● **Task**:
Print out every line, exactly as written.

● **Dataset records**:

--- --- ---

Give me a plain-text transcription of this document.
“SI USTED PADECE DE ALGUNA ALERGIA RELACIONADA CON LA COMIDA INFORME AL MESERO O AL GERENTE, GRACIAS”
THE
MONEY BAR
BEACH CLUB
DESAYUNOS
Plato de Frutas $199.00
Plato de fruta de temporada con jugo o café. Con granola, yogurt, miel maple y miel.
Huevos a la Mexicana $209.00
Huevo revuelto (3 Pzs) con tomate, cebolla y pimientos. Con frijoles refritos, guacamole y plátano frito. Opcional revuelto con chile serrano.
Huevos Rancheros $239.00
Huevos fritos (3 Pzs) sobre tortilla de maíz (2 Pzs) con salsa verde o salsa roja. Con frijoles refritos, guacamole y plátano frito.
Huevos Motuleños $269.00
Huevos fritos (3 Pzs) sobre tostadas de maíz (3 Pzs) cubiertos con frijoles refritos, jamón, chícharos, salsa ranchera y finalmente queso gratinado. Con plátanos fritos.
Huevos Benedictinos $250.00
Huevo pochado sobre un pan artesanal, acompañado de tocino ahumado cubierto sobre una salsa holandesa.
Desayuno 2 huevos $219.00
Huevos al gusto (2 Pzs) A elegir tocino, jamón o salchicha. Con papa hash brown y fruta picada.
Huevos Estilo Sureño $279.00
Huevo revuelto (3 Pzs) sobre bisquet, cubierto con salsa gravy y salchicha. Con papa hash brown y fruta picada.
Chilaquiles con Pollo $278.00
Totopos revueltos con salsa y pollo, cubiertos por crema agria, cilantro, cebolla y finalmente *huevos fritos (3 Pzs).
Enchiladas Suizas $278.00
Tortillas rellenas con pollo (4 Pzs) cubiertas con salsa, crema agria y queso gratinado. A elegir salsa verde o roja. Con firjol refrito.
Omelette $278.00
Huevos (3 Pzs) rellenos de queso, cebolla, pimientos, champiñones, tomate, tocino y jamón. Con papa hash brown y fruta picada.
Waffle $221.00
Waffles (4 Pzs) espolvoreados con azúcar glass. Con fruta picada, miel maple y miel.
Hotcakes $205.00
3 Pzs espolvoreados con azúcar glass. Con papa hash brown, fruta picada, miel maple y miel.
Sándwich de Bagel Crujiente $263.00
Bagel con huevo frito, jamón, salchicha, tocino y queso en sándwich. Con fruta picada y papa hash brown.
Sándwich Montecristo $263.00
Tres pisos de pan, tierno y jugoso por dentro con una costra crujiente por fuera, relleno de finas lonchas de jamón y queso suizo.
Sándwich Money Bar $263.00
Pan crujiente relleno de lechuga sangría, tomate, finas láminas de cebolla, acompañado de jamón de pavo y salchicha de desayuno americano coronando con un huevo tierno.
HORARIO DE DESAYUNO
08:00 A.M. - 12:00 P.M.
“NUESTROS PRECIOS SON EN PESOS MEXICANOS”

--- --- ---

● **Exercise answer**:
Give me a plain-text transcription of this document.
“SI USTED PADECE DE ALGUNA ALERGIA RELACIONADA CON LA COMIDA INFORME AL MESERO O AL GERENTE, GRACIAS”
THE
MONEY BAR
BEACH CLUB
DESAYUNOS
Plato de Frutas $199.00
Plato de fruta de temporada con jugo o café. Con granola, yogurt, miel maple y miel.
Huevos a la Mexicana $209.00
Huevo revuelto (3 Pzs) con tomate, cebolla y pimientos. Con frijoles refritos, guacamole y plátano frito. Opcional revuelto con chile serrano.
Huevos Rancheros $239.00
Huevos fritos (3 Pzs) sobre tortilla de maíz (2 Pzs) con salsa verde o salsa roja. Con frijoles refritos, guacamole y plátano frito.
Huevos Motuleños $269.00
Huevos fritos (3 Pzs) sobre tostadas de maíz (3 Pzs) cubiertos con frijoles refritos, jamón, chícharos, salsa ranchera y finalmente queso gratinado. Con plátanos fritos.
Huevos Benedictinos $250.00
Huevo pochado sobre un pan artesanal, acompañado de tocino ahumado cubierto sobre una salsa holandesa.
Desayuno 2 huevos $219.00
Huevos al gusto (2 Pzs) A elegir tocino, jamón o salchicha. Con papa hash brown y fruta picada.
Huevos Estilo Sureño $279.00
Huevo revuelto (3 Pzs) sobre bisquet, cubierto con salsa gravy y salchicha. Con papa hash brown y fruta picada.
Chilaquiles con Pollo $278.00
Totopos revueltos con salsa y pollo, cubiertos por crema agria, cilantro, cebolla y finalmente *huevos fritos (3 Pzs).
Enchiladas Suizas $278.00
Tortillas rellenas con pollo (4 Pzs) cubiertas con salsa, crema agria y queso gratinado. A elegir salsa verde o roja. Con firjol refrito.
Omelette $278.00
Huevos (3 Pzs) rellenos de queso, cebolla, pimientos, champiñones, tomate, tocino y jamón. Con papa hash brown y fruta picada.
Waffle $221.00
Waffles (4 Pzs) espolvoreados con azúcar glass. Con fruta picada, miel maple y miel.
Hotcakes $205.00
3 Pzs espolvoreados con azúcar glass. Con papa hash brown, fruta picada, miel maple y miel.
Sándwich de Bagel Crujiente $263.00
Bagel con huevo frito, jamón, salchicha, tocino y queso en sándwich. Con fruta picada y papa hash brown.
Sándwich Montecristo $263.00
Tres pisos de pan, tierno y jugoso por dentro con una costra crujiente por fuera, relleno de finas lonchas de jamón y queso suizo.
Sándwich Money Bar $263.00
Pan crujiente relleno de lechuga sangría, tomate, finas láminas de cebolla, acompañado de jamón de pavo y salchicha de desayuno americano coronando con un huevo tierno.
HORARIO DE DESAYUNO
08:00 A.M. - 12:00 P.M.
“NUESTROS PRECIOS SON EN PESOS MEXICANOS”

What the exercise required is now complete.